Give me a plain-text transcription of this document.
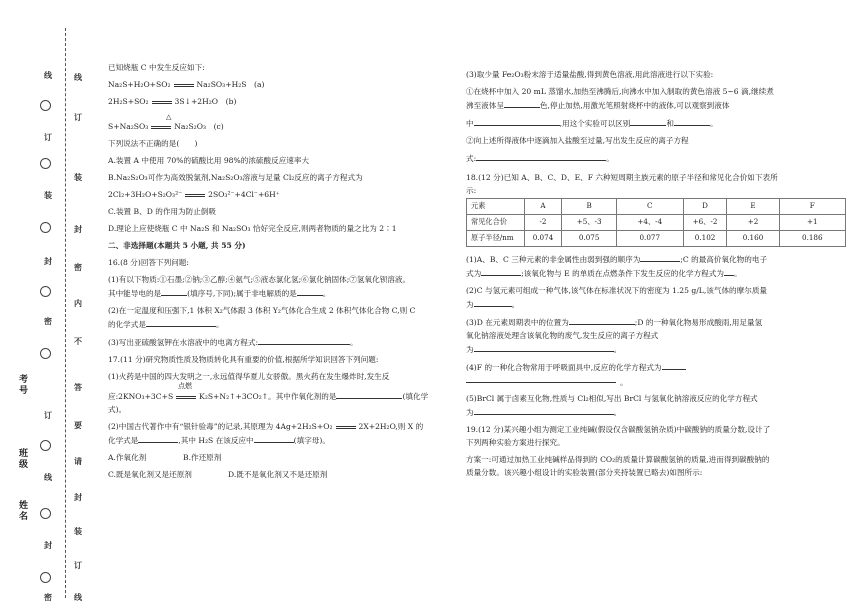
姓名
班级
考号
线
订
装
封
密
订
线
封
密
线
订
装
封
密
内
不
答
要
请
封
装
订
线

已知烧瓶 C 中发生反应如下:

Na₂S+H₂O+SO₂	Na₂SO₃+H₂S　(a)

2H₂S+SO₂	3S↓+2H₂O　(b)

△

S+Na₂SO₃	Na₂S₂O₃　(c)

下列说法不正确的是(　　)

A.装置 A 中使用 70%的硫酸比用 98%的浓硫酸反应速率大

B.Na₂S₂O₃可作为高效脱氯剂,Na₂S₂O₃溶液与足量 Cl₂反应的离子方程式为

2Cl₂+3H₂O+S₂O₃²⁻	2SO₃²⁻+4Cl⁻+6H⁺

C.装置 B、D 的作用为防止倒吸

D.理论上应使烧瓶 C 中 Na₂S 和 Na₂SO₃ 恰好完全反应,则两者物质的量之比为 2∶1

二、非选择题(本题共 5 小题, 共 55 分)

16.(8 分)回答下列问题:

(1)有以下物质:①石墨;②钠;③乙醇;④氨气;⑤液态氯化氢;⑥氯化钠固体;⑦氢氧化钡溶液。

其中能导电的是	(填序号,下同);属于非电解质的是	。

(2)在一定温度和压强下,1 体积 X₂气体跟 3 体积 Y₂气体化合生成 2 体积气体化合物 C,则 C

的化学式是	。

(3)写出亚硫酸氢钾在水溶液中的电离方程式:	。

17.(11 分)研究物质性质及物质转化具有重要的价值,根据所学知识回答下列问题:

(1)火药是中国的四大发明之一,永远值得华夏儿女骄傲。黑火药在发生爆炸时,发生反

点燃

应:2KNO₃+3C+S	K₂S+N₂↑+3CO₂↑。其中作氧化剂的是	(填化学

式)。

(2)中国古代著作中有“银针验毒”的记录,其原理为 4Ag+2H₂S+O₂	2X+2H₂O,则 X 的

化学式是	,其中 H₂S 在该反应中	(填字母)。

A.作氧化剂	B.作还原剂

C.既是氧化剂又是还原剂	D.既不是氧化剂又不是还原剂

(3)取少量 Fe₂O₃粉末溶于适量盐酸,得到黄色溶液,用此溶液进行以下实验:

①在烧杯中加入 20 mL 蒸馏水,加热至沸腾后,向沸水中加入制取的黄色溶液 5~6 滴,继续煮

沸至液体呈	色,停止加热,用激光笔照射烧杯中的液体,可以观察到液体

中	,用这个实验可以区别	和	。

②向上述所得液体中逐滴加入盐酸至过量,写出发生反应的离子方程

式:	。

18.(12 分)已知 A、B、C、D、E、F 六种短周期主族元素的原子半径和常见化合价如下表所

示:

元素	A	B	C	D	E	F
常见化合价	-2	+5、-3	+4、-4	+6、-2	+2	+1
原子半径/nm	0.074	0.075	0.077	0.102	0.160	0.186

(1)A、B、C 三种元素的非金属性由弱到强的顺序为	;C 的最高价氧化物的电子

式为	;该氧化物与 E 的单质在点燃条件下发生反应的化学方程式为 。

(2)C 与氢元素可组成一种气体,该气体在标准状况下的密度为 1.25 g/L,该气体的摩尔质量

为	。

(3)D 在元素周期表中的位置为	;D 的一种氧化物易形成酸雨,用足量氢

氧化钠溶液处理含该氧化物的废气,发生反应的离子方程式

为	。

(4)F 的一种化合物常用于呼吸面具中,反应的化学方程式为

。

(5)BrCl 属于卤素互化物,性质与 Cl₂相似,写出 BrCl 与氢氧化钠溶液反应的化学方程式

为	。

19.(12 分)某兴趣小组为测定工业纯碱(假设仅含碳酸氢钠杂质)中碳酸钠的质量分数,设计了

下列两种实验方案进行探究。

方案一:可通过加热工业纯碱样品得到的 CO₂的质量计算碳酸氢钠的质量,进而得到碳酸钠的

质量分数。该兴趣小组设计的实验装置(部分夹持装置已略去)如图所示:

★ ★ ★ ★ ★ ★ ★

WHAT IS BEING ASKED -
Find the lines that include the string "Na₂SO₃", then copy each of them.

TASK RESULT -
Na₂S+H₂O+SO₂	Na₂SO₃+H₂S　(a)
S+Na₂SO₃	Na₂S₂O₃　(c)
D.理论上应使烧瓶 C 中 Na₂S 和 Na₂SO₃ 恰好完全反应,则两者物质的量之比为 2∶1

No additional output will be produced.